[Extracted records]
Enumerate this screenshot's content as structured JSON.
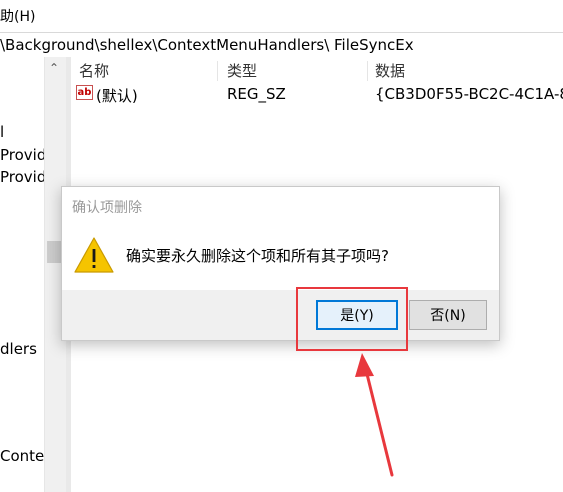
{
  "menubar": {
    "help_label": "助(H)"
  },
  "address": {
    "path": "\\Background\\shellex\\ContextMenuHandlers\\ FileSyncEx"
  },
  "tree": {
    "items": [
      {
        "label": "l"
      },
      {
        "label": "Provid"
      },
      {
        "label": "Provid"
      },
      {
        "label": "dlers"
      },
      {
        "label": "Contex"
      }
    ]
  },
  "list": {
    "columns": {
      "name": "名称",
      "type": "类型",
      "data": "数据"
    },
    "rows": [
      {
        "icon": "ab",
        "name": "(默认)",
        "type": "REG_SZ",
        "data": "{CB3D0F55-BC2C-4C1A-8"
      }
    ]
  },
  "dialog": {
    "title": "确认项删除",
    "message": "确实要永久删除这个项和所有其子项吗?",
    "yes_label": "是(Y)",
    "no_label": "否(N)"
  },
  "colors": {
    "highlight": "#e8383d",
    "warning": "#f5c400",
    "focus": "#0078d7"
  }
}
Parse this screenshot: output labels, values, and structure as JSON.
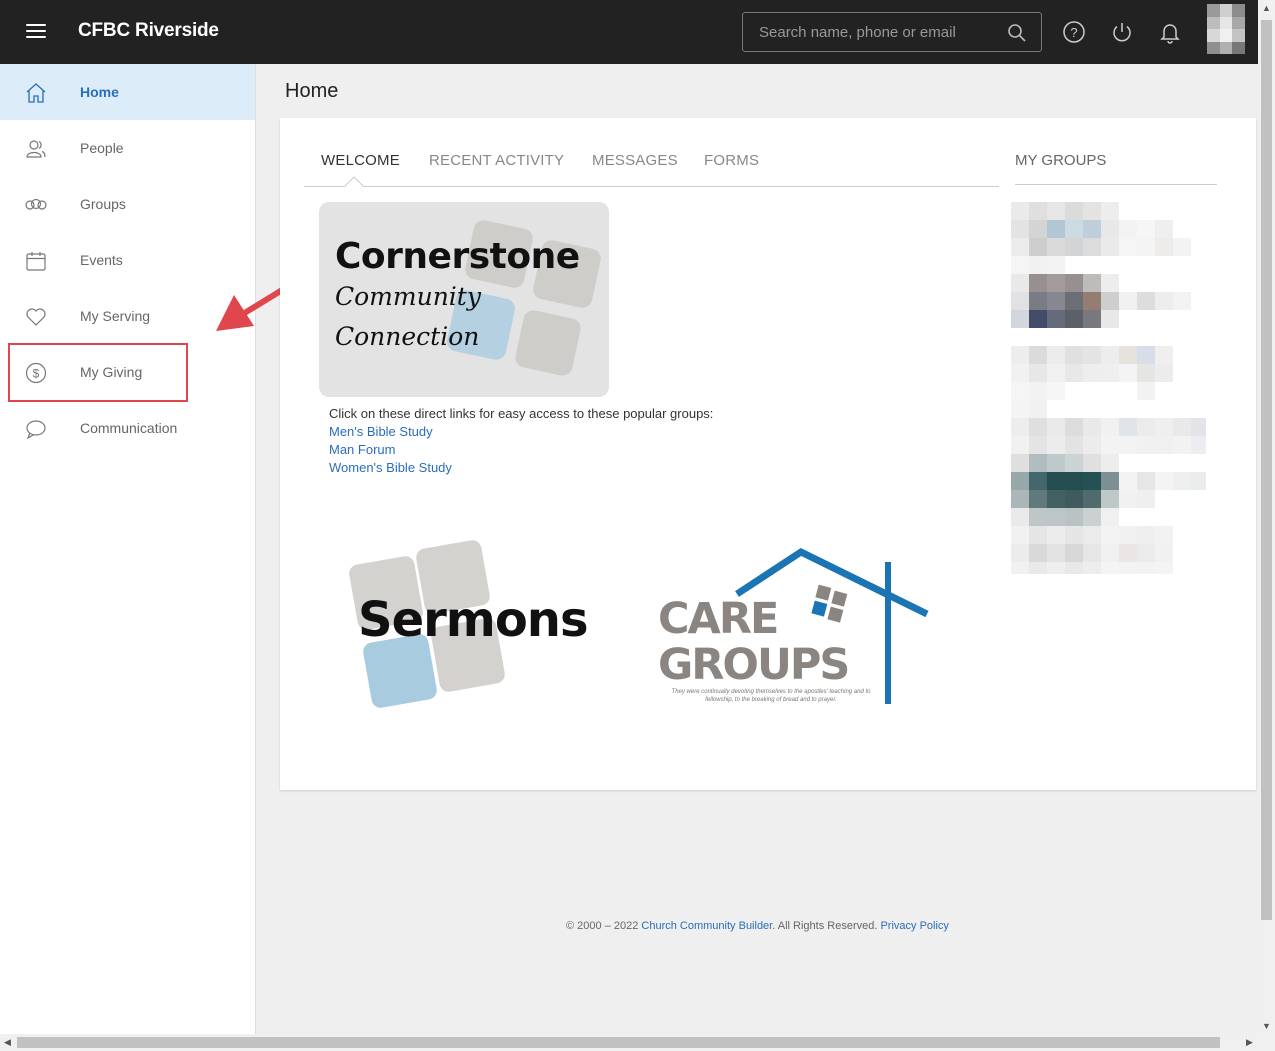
{
  "header": {
    "app_title": "CFBC Riverside",
    "search_placeholder": "Search name, phone or email"
  },
  "sidebar": {
    "items": [
      {
        "label": "Home",
        "icon": "home-icon",
        "active": true
      },
      {
        "label": "People",
        "icon": "people-icon"
      },
      {
        "label": "Groups",
        "icon": "groups-icon"
      },
      {
        "label": "Events",
        "icon": "calendar-icon"
      },
      {
        "label": "My Serving",
        "icon": "heart-icon"
      },
      {
        "label": "My Giving",
        "icon": "dollar-icon"
      },
      {
        "label": "Communication",
        "icon": "chat-icon"
      }
    ]
  },
  "main": {
    "page_title": "Home",
    "tabs": [
      "WELCOME",
      "RECENT ACTIVITY",
      "MESSAGES",
      "FORMS"
    ],
    "my_groups_heading": "MY GROUPS",
    "banner": {
      "title": "Cornerstone",
      "line1": "Community",
      "line2": "Connection"
    },
    "intro": "Click on these direct links for easy access to these popular groups:",
    "links": [
      "Men's Bible Study",
      "Man Forum",
      "Women's Bible Study"
    ],
    "sermons_label": "Sermons",
    "care_groups": {
      "line1": "CARE",
      "line2": "GROUPS",
      "tagline": "They were continually devoting themselves to the apostles' teaching and to fellowship, to the breaking of bread and to prayer."
    }
  },
  "footer": {
    "copyright": "© 2000 – 2022",
    "company": "Church Community Builder",
    "rights": ". All Rights Reserved.",
    "privacy": "Privacy Policy"
  },
  "colors": {
    "topbar": "#222222",
    "accent": "#2a6ebb",
    "active_nav_bg": "#dcecf8",
    "annotation_red": "#e0474c",
    "care_blue": "#1b75b5"
  }
}
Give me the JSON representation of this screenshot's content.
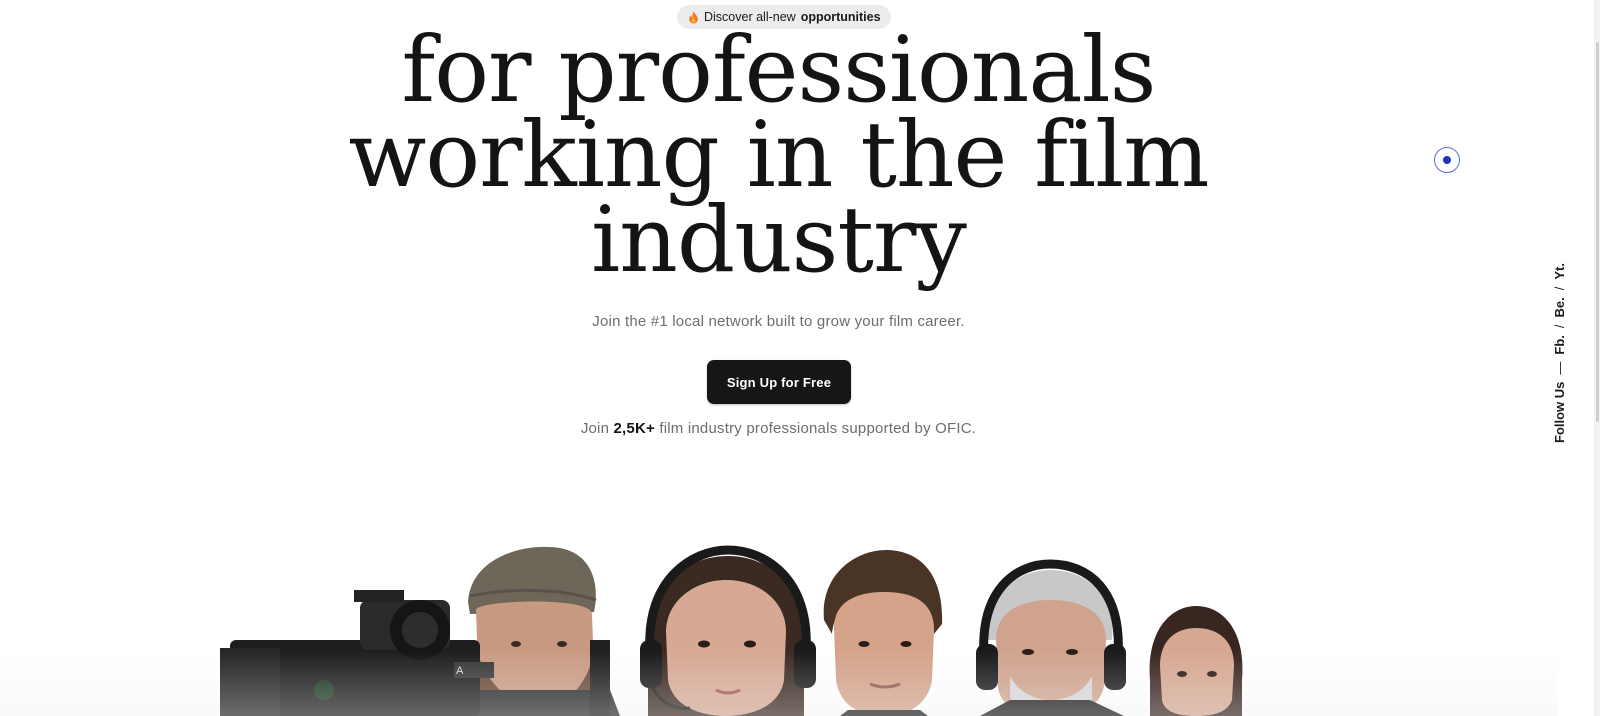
{
  "pill": {
    "icon": "flame-icon",
    "text": "Discover all-new",
    "strong": "opportunities"
  },
  "hero": {
    "headline_line1": "for professionals",
    "headline_line2": "working in the film",
    "headline_line3": "industry",
    "subtitle": "Join the #1 local network built to grow your film career.",
    "cta_label": "Sign Up for Free",
    "proof_prefix": "Join",
    "proof_count": "2,5K+",
    "proof_suffix": "film industry professionals supported by OFIC."
  },
  "social": {
    "label": "Follow Us",
    "dash": "—",
    "links": [
      "Fb.",
      "Be.",
      "Yt."
    ],
    "separator": "/"
  },
  "colors": {
    "text": "#141414",
    "muted": "#6d6d6d",
    "button_bg": "#161616",
    "pill_bg": "#ececec",
    "cursor_accent": "#1f35b8"
  },
  "crew": {
    "icons": [
      "camera-icon",
      "headset-icon"
    ]
  }
}
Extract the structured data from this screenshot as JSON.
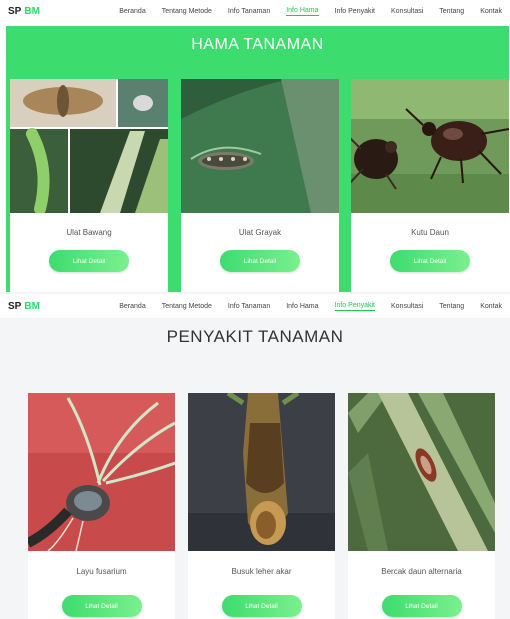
{
  "screens": [
    {
      "brand": {
        "sp": "SP",
        "bm": "BM"
      },
      "menu": [
        {
          "label": "Beranda",
          "active": false
        },
        {
          "label": "Tentang Metode",
          "active": false
        },
        {
          "label": "Info Tanaman",
          "active": false
        },
        {
          "label": "Info Hama",
          "active": true
        },
        {
          "label": "Info Penyakit",
          "active": false
        },
        {
          "label": "Konsultasi",
          "active": false
        },
        {
          "label": "Tentang",
          "active": false
        },
        {
          "label": "Kontak",
          "active": false
        }
      ],
      "title": "HAMA TANAMAN",
      "cards": [
        {
          "name": "Ulat Bawang",
          "button": "Lihat Detail"
        },
        {
          "name": "Ulat Grayak",
          "button": "Lihat Detail"
        },
        {
          "name": "Kutu Daun",
          "button": "Lihat Detail"
        }
      ]
    },
    {
      "brand": {
        "sp": "SP",
        "bm": "BM"
      },
      "menu": [
        {
          "label": "Beranda",
          "active": false
        },
        {
          "label": "Tentang Metode",
          "active": false
        },
        {
          "label": "Info Tanaman",
          "active": false
        },
        {
          "label": "Info Hama",
          "active": false
        },
        {
          "label": "Info Penyakit",
          "active": true
        },
        {
          "label": "Konsultasi",
          "active": false
        },
        {
          "label": "Tentang",
          "active": false
        },
        {
          "label": "Kontak",
          "active": false
        }
      ],
      "title": "PENYAKIT TANAMAN",
      "cards": [
        {
          "name": "Layu fusarium",
          "button": "Lihat Detail"
        },
        {
          "name": "Busuk leher akar",
          "button": "Lihat Detail"
        },
        {
          "name": "Bercak daun alternaria",
          "button": "Lihat Detail"
        }
      ]
    }
  ],
  "colors": {
    "accent": "#3ddc6e",
    "brand_bm": "#2fd86a",
    "active_link": "#22c55e"
  }
}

- EXERCISE PROMPT
Show the lines of the records that include the string "Community".

- ANSWER TO THIS TASK
      "line1": "Community",
    "company": "Church Community Builder",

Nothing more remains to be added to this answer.